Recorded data

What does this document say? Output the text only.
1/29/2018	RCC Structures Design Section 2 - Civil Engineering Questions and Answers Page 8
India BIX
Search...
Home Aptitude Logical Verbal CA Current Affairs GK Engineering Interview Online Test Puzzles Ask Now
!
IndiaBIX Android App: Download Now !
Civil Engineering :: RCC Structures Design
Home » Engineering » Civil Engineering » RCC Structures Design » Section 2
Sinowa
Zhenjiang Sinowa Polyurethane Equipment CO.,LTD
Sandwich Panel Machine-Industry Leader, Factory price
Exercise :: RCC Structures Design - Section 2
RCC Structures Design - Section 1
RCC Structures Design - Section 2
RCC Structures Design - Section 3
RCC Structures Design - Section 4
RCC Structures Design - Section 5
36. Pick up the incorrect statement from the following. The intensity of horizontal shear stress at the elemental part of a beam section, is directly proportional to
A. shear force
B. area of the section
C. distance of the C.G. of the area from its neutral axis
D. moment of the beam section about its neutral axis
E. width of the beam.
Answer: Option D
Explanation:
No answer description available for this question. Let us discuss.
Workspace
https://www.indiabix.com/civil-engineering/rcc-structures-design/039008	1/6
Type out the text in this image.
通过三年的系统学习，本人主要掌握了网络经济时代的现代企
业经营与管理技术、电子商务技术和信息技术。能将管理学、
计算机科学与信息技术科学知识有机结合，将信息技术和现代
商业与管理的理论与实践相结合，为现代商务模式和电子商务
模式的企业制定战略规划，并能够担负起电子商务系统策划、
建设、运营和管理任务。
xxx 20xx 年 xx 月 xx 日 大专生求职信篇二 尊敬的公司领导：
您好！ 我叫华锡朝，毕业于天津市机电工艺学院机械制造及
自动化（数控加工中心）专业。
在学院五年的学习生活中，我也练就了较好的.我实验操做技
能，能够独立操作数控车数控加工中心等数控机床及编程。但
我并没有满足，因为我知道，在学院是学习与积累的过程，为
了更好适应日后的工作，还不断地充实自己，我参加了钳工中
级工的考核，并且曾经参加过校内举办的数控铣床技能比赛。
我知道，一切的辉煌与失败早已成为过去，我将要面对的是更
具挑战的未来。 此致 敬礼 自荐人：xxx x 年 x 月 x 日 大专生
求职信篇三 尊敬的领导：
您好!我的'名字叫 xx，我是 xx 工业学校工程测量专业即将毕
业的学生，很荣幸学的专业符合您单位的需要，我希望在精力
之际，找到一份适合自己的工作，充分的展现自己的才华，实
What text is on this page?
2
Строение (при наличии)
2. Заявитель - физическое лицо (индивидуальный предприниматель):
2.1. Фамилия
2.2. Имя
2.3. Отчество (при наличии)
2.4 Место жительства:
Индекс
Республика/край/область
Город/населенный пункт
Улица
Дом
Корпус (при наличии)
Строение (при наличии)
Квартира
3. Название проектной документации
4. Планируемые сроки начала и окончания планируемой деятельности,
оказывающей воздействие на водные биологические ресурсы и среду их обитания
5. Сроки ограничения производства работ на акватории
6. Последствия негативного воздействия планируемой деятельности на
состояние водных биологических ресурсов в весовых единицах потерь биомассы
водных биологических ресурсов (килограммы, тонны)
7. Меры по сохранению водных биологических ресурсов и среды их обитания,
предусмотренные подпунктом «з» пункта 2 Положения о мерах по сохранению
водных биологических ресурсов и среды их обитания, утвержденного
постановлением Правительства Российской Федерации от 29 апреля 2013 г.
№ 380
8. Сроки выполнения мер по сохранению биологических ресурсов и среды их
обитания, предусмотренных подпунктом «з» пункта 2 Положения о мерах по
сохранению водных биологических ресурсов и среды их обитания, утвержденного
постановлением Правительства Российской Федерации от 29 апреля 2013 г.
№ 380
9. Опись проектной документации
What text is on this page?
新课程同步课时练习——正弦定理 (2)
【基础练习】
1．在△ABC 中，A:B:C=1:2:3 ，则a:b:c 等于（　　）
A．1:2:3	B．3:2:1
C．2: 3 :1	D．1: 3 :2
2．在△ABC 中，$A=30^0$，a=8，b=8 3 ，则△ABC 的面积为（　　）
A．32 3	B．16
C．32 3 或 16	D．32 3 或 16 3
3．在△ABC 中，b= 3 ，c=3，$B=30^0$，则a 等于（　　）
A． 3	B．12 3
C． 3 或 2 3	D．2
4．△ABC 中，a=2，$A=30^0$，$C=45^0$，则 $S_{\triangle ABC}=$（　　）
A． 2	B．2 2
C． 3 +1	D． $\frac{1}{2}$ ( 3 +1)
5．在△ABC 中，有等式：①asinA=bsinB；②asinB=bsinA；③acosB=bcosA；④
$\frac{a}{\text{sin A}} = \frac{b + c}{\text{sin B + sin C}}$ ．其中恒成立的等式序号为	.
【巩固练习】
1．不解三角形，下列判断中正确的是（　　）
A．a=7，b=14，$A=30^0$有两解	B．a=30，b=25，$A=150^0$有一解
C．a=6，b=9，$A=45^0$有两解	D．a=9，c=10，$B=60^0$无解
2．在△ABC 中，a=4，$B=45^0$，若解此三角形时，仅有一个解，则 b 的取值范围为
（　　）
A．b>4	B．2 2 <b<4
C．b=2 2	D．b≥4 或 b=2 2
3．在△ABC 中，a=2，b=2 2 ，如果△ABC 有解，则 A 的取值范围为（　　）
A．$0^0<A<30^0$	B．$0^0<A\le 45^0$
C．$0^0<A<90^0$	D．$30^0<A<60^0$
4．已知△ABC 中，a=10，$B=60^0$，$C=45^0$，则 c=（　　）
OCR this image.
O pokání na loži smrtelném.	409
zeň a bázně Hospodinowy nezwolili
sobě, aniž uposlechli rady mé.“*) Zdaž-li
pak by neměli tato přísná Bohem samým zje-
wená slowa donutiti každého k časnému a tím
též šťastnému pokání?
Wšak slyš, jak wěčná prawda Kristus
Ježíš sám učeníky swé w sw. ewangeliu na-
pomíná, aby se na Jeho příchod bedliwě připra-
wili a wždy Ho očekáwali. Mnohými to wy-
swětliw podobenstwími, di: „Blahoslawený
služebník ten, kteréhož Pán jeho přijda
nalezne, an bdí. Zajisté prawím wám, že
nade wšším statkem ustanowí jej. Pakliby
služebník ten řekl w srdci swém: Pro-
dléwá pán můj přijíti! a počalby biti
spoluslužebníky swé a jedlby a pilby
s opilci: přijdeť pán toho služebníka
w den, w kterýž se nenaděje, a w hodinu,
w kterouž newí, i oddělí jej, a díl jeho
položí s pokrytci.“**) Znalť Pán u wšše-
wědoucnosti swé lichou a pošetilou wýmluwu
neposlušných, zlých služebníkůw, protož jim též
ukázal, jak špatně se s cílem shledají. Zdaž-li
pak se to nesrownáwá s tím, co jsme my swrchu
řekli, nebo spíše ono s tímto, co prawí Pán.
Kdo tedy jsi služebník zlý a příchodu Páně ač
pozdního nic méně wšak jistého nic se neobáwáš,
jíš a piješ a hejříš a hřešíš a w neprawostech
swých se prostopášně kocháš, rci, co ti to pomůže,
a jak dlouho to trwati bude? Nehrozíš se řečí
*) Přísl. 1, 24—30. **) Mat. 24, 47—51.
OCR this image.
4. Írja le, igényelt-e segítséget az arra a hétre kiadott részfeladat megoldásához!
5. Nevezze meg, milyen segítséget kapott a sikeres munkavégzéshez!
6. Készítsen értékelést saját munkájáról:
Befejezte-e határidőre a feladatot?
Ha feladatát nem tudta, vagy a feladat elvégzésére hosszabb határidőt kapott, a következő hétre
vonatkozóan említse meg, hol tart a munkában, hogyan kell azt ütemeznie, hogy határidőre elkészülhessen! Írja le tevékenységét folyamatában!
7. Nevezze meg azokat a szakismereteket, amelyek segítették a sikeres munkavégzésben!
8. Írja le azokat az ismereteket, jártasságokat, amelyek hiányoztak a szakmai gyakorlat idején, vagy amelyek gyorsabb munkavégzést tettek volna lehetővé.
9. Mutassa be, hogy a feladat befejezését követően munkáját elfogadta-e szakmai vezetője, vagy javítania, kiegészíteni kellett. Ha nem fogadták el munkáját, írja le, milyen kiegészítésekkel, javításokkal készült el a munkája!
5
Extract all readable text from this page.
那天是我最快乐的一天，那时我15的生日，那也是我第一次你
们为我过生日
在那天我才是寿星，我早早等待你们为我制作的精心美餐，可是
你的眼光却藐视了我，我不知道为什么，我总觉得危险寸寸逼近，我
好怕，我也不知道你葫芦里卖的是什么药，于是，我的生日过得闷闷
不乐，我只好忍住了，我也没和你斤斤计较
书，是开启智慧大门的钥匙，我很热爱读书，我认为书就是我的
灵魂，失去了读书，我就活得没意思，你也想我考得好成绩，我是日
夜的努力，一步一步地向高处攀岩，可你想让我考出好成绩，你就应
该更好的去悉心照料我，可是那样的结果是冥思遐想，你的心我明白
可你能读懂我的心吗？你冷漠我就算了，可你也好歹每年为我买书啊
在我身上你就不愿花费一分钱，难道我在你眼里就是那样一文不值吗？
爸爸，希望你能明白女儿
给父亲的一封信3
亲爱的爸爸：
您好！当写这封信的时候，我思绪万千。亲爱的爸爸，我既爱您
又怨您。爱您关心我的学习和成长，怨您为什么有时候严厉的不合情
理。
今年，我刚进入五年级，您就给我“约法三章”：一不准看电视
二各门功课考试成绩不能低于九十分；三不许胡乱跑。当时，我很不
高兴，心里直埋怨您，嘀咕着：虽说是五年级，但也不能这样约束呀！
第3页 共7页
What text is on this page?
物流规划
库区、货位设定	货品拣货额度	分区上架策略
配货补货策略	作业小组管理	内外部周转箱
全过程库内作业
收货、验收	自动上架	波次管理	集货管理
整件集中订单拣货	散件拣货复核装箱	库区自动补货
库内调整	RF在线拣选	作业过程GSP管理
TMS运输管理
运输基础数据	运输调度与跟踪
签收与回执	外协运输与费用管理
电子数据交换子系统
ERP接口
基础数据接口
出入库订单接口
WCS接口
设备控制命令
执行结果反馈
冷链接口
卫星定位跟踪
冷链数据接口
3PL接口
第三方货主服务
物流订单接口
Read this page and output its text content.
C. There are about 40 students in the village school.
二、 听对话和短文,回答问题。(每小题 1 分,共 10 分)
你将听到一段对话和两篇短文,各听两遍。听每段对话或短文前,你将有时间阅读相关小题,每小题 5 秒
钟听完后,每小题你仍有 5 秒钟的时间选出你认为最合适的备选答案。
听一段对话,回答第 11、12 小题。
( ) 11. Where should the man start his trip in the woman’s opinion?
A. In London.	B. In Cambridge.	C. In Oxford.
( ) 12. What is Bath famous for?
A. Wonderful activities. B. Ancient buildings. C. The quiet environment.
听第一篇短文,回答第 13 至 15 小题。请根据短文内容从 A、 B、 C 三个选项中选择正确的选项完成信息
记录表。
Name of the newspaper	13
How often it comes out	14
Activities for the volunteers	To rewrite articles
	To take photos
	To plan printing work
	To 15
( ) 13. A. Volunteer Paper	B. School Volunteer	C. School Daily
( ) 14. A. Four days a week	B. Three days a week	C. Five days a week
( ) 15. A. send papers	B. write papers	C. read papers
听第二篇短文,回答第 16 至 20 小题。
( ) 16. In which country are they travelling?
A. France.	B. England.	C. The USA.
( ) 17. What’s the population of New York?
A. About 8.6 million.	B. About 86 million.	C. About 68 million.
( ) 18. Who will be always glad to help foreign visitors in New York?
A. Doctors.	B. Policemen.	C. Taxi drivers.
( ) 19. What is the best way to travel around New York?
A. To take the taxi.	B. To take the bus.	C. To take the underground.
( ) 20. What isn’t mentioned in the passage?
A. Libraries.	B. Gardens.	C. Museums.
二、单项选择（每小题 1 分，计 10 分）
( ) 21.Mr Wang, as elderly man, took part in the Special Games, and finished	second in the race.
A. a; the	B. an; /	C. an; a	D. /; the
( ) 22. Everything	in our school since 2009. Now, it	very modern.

Written instruction: The answer is one number: how many lines of the material above contain "Nevezze".

Solution: 2